§ **GOAL**
Exclude the pictures, then copy all remaining records exactly.

------ DATA LISTING ------

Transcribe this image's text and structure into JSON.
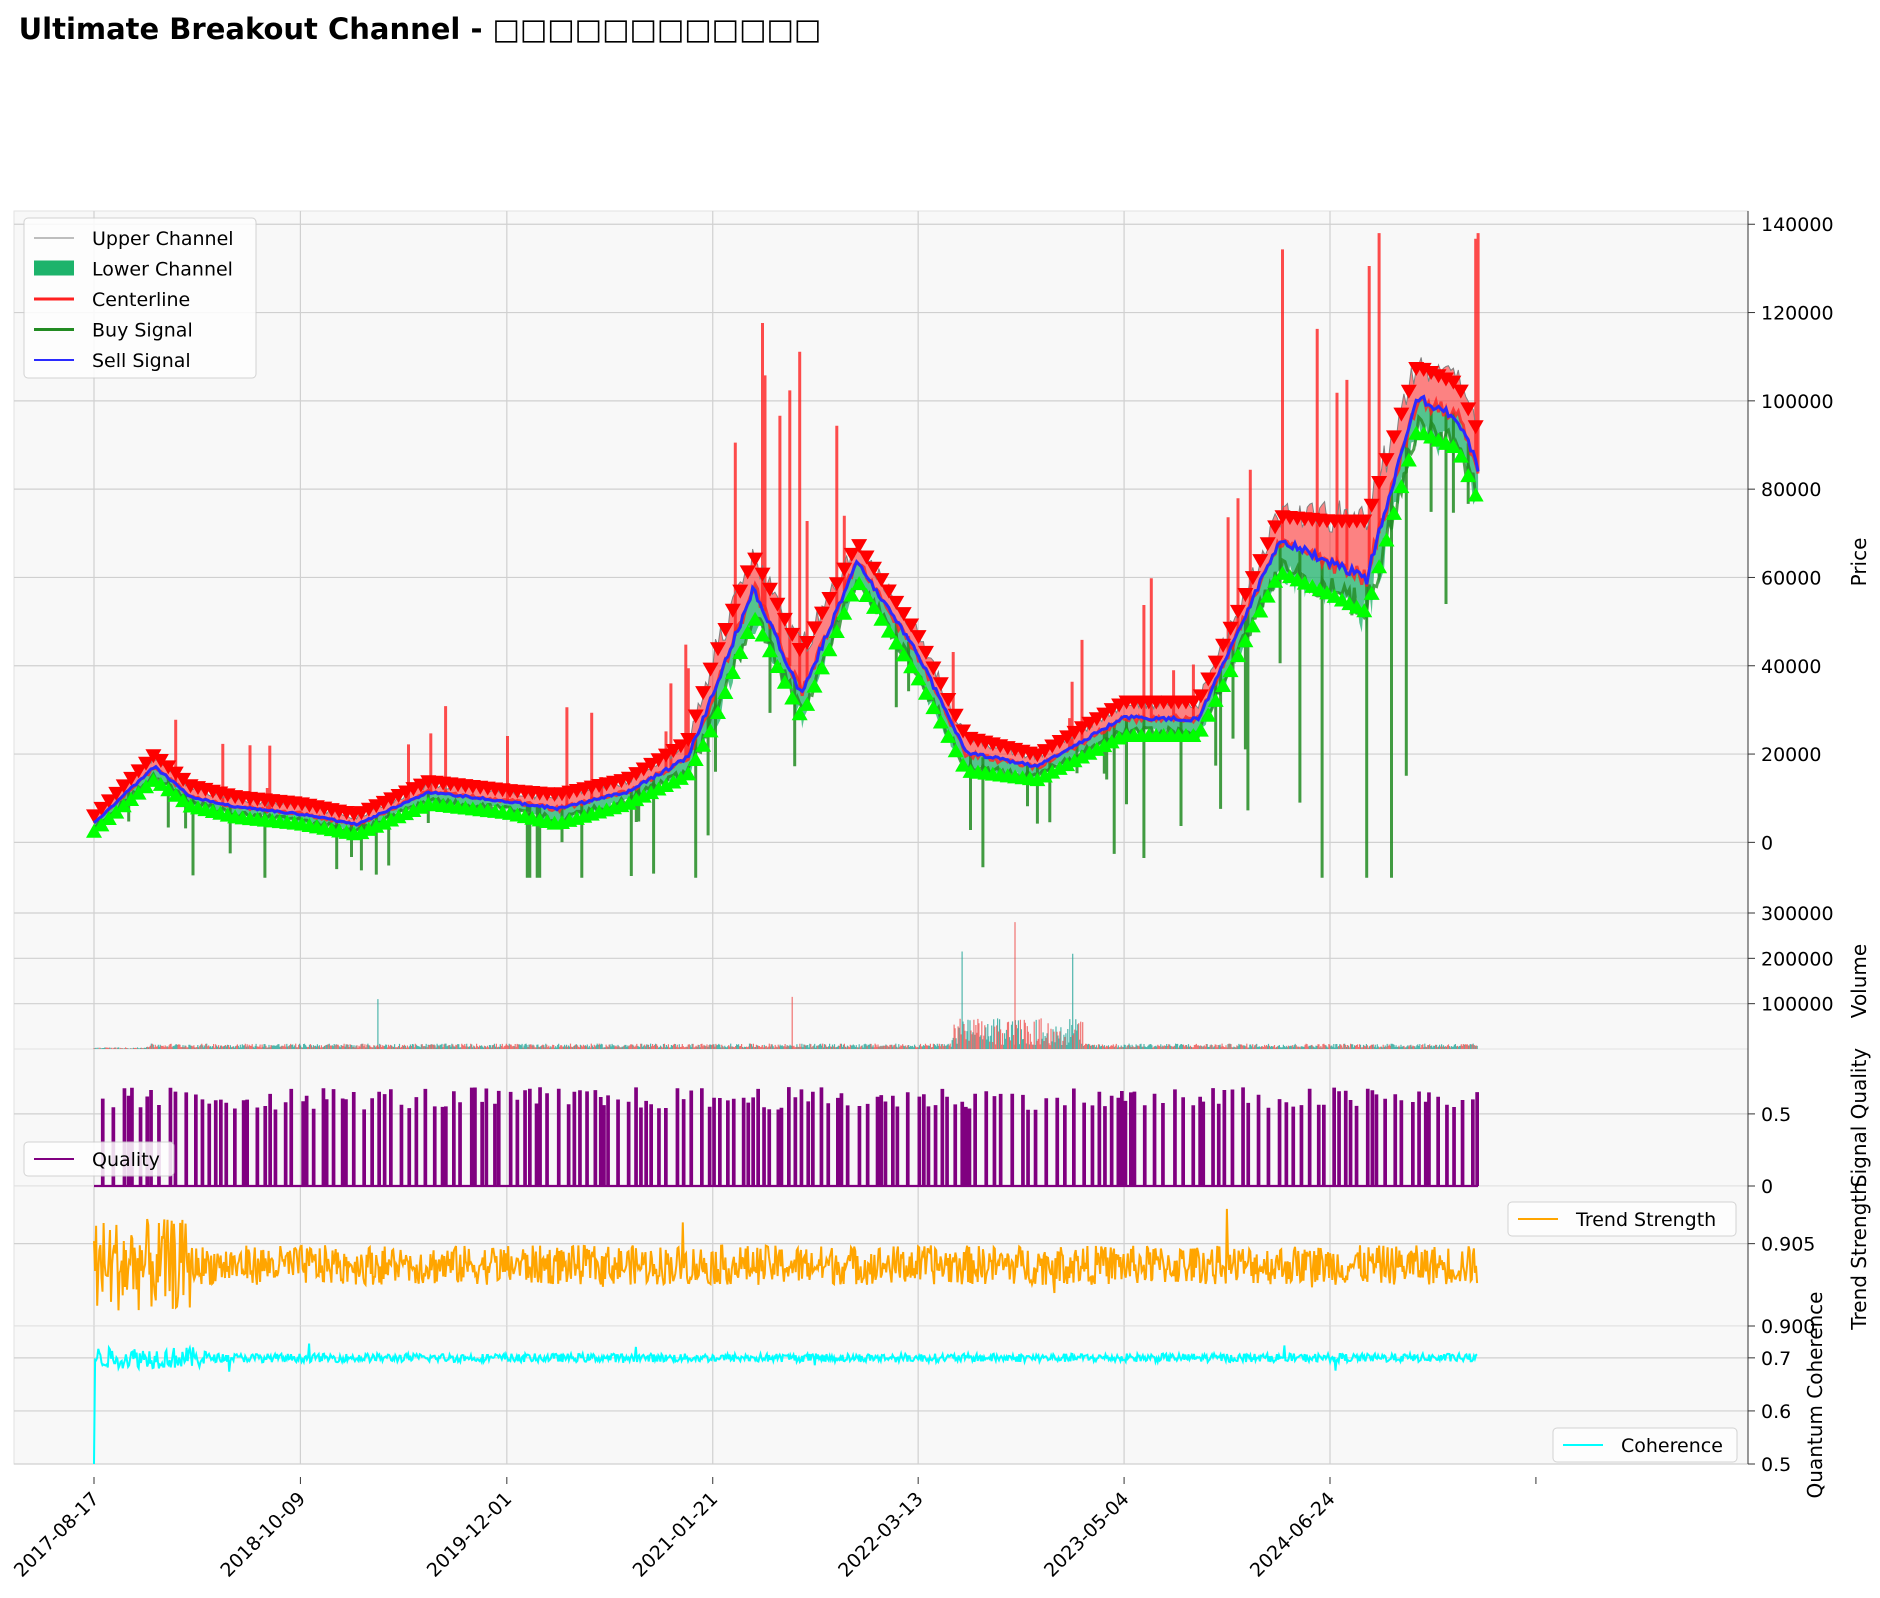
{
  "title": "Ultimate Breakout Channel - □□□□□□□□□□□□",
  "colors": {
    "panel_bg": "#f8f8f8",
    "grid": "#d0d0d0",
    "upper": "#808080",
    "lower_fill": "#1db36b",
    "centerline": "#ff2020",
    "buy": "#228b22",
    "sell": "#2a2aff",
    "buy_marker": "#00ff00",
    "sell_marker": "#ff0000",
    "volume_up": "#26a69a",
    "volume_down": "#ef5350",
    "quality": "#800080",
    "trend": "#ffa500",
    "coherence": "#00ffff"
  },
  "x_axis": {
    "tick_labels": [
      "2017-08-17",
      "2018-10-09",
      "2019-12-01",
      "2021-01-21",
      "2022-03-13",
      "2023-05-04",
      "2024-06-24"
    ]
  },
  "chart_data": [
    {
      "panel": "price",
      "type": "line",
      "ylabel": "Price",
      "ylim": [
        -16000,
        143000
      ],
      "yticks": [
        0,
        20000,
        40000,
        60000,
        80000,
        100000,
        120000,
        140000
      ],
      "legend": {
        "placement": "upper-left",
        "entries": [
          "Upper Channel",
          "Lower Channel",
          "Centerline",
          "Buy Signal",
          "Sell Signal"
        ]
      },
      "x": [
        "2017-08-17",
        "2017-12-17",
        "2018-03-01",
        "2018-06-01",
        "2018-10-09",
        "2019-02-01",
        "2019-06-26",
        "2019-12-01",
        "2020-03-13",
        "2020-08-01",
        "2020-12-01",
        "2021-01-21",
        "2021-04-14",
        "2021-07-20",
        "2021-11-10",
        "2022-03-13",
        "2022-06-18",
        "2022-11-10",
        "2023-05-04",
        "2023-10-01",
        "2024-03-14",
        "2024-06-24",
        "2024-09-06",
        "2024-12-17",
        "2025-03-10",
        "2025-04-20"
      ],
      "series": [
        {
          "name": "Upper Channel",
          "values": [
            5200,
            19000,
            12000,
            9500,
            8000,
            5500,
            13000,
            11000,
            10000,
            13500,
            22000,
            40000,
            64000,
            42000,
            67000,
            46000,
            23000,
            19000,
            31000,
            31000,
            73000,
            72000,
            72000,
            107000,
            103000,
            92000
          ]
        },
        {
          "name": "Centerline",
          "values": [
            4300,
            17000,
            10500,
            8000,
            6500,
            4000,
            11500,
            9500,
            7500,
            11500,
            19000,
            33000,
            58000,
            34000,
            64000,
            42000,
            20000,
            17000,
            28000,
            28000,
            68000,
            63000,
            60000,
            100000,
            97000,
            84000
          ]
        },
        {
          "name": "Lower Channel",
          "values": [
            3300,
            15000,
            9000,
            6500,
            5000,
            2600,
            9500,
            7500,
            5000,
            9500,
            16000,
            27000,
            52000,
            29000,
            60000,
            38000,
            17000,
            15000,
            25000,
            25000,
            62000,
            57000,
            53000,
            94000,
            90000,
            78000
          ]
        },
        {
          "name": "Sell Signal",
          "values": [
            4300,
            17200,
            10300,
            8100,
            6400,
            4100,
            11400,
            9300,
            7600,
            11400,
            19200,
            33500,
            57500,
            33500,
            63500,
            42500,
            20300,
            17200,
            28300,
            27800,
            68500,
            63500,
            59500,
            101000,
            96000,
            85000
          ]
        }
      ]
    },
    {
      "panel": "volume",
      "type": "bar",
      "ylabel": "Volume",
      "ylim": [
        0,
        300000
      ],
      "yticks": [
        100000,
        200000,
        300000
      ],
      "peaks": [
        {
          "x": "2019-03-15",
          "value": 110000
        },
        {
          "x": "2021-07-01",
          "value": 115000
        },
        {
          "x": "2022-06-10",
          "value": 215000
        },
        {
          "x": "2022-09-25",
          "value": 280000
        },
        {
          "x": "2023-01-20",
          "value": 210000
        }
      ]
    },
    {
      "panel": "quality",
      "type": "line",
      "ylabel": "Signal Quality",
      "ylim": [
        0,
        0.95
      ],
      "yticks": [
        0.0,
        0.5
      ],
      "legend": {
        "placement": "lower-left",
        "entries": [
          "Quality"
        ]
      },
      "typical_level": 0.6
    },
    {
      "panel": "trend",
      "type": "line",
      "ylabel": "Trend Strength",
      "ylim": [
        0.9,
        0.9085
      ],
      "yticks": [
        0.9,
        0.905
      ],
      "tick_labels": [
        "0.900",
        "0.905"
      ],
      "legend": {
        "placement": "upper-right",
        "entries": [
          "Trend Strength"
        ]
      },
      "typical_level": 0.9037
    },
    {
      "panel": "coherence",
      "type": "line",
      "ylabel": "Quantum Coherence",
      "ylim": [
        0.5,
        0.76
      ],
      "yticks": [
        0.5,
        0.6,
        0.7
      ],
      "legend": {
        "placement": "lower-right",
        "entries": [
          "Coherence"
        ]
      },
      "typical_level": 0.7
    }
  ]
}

------

§ **REPLY**
Transcribe this image's text and structure into JSON.
{
  "title": "Ultimate Breakout Channel - □□□□□□□□□□□□",
  "colors": {
    "panel_bg": "#f8f8f8",
    "grid": "#d0d0d0",
    "upper": "#808080",
    "lower_fill": "#1db36b",
    "centerline": "#ff2020",
    "buy": "#228b22",
    "sell": "#2a2aff",
    "buy_marker": "#00ff00",
    "sell_marker": "#ff0000",
    "volume_up": "#26a69a",
    "volume_down": "#ef5350",
    "quality": "#800080",
    "trend": "#ffa500",
    "coherence": "#00ffff"
  },
  "x_axis": {
    "tick_labels": [
      "2017-08-17",
      "2018-10-09",
      "2019-12-01",
      "2021-01-21",
      "2022-03-13",
      "2023-05-04",
      "2024-06-24"
    ]
  },
  "chart_data": [
    {
      "panel": "price",
      "type": "line",
      "ylabel": "Price",
      "ylim": [
        -16000,
        143000
      ],
      "yticks": [
        0,
        20000,
        40000,
        60000,
        80000,
        100000,
        120000,
        140000
      ],
      "legend": {
        "placement": "upper-left",
        "entries": [
          "Upper Channel",
          "Lower Channel",
          "Centerline",
          "Buy Signal",
          "Sell Signal"
        ]
      },
      "x": [
        "2017-08-17",
        "2017-12-17",
        "2018-03-01",
        "2018-06-01",
        "2018-10-09",
        "2019-02-01",
        "2019-06-26",
        "2019-12-01",
        "2020-03-13",
        "2020-08-01",
        "2020-12-01",
        "2021-01-21",
        "2021-04-14",
        "2021-07-20",
        "2021-11-10",
        "2022-03-13",
        "2022-06-18",
        "2022-11-10",
        "2023-05-04",
        "2023-10-01",
        "2024-03-14",
        "2024-06-24",
        "2024-09-06",
        "2024-12-17",
        "2025-03-10",
        "2025-04-20"
      ],
      "series": [
        {
          "name": "Upper Channel",
          "values": [
            5200,
            19000,
            12000,
            9500,
            8000,
            5500,
            13000,
            11000,
            10000,
            13500,
            22000,
            40000,
            64000,
            42000,
            67000,
            46000,
            23000,
            19000,
            31000,
            31000,
            73000,
            72000,
            72000,
            107000,
            103000,
            92000
          ]
        },
        {
          "name": "Centerline",
          "values": [
            4300,
            17000,
            10500,
            8000,
            6500,
            4000,
            11500,
            9500,
            7500,
            11500,
            19000,
            33000,
            58000,
            34000,
            64000,
            42000,
            20000,
            17000,
            28000,
            28000,
            68000,
            63000,
            60000,
            100000,
            97000,
            84000
          ]
        },
        {
          "name": "Lower Channel",
          "values": [
            3300,
            15000,
            9000,
            6500,
            5000,
            2600,
            9500,
            7500,
            5000,
            9500,
            16000,
            27000,
            52000,
            29000,
            60000,
            38000,
            17000,
            15000,
            25000,
            25000,
            62000,
            57000,
            53000,
            94000,
            90000,
            78000
          ]
        },
        {
          "name": "Sell Signal",
          "values": [
            4300,
            17200,
            10300,
            8100,
            6400,
            4100,
            11400,
            9300,
            7600,
            11400,
            19200,
            33500,
            57500,
            33500,
            63500,
            42500,
            20300,
            17200,
            28300,
            27800,
            68500,
            63500,
            59500,
            101000,
            96000,
            85000
          ]
        }
      ]
    },
    {
      "panel": "volume",
      "type": "bar",
      "ylabel": "Volume",
      "ylim": [
        0,
        300000
      ],
      "yticks": [
        100000,
        200000,
        300000
      ],
      "peaks": [
        {
          "x": "2019-03-15",
          "value": 110000
        },
        {
          "x": "2021-07-01",
          "value": 115000
        },
        {
          "x": "2022-06-10",
          "value": 215000
        },
        {
          "x": "2022-09-25",
          "value": 280000
        },
        {
          "x": "2023-01-20",
          "value": 210000
        }
      ]
    },
    {
      "panel": "quality",
      "type": "line",
      "ylabel": "Signal Quality",
      "ylim": [
        0,
        0.95
      ],
      "yticks": [
        0.0,
        0.5
      ],
      "legend": {
        "placement": "lower-left",
        "entries": [
          "Quality"
        ]
      },
      "typical_level": 0.6
    },
    {
      "panel": "trend",
      "type": "line",
      "ylabel": "Trend Strength",
      "ylim": [
        0.9,
        0.9085
      ],
      "yticks": [
        0.9,
        0.905
      ],
      "tick_labels": [
        "0.900",
        "0.905"
      ],
      "legend": {
        "placement": "upper-right",
        "entries": [
          "Trend Strength"
        ]
      },
      "typical_level": 0.9037
    },
    {
      "panel": "coherence",
      "type": "line",
      "ylabel": "Quantum Coherence",
      "ylim": [
        0.5,
        0.76
      ],
      "yticks": [
        0.5,
        0.6,
        0.7
      ],
      "legend": {
        "placement": "lower-right",
        "entries": [
          "Coherence"
        ]
      },
      "typical_level": 0.7
    }
  ]
}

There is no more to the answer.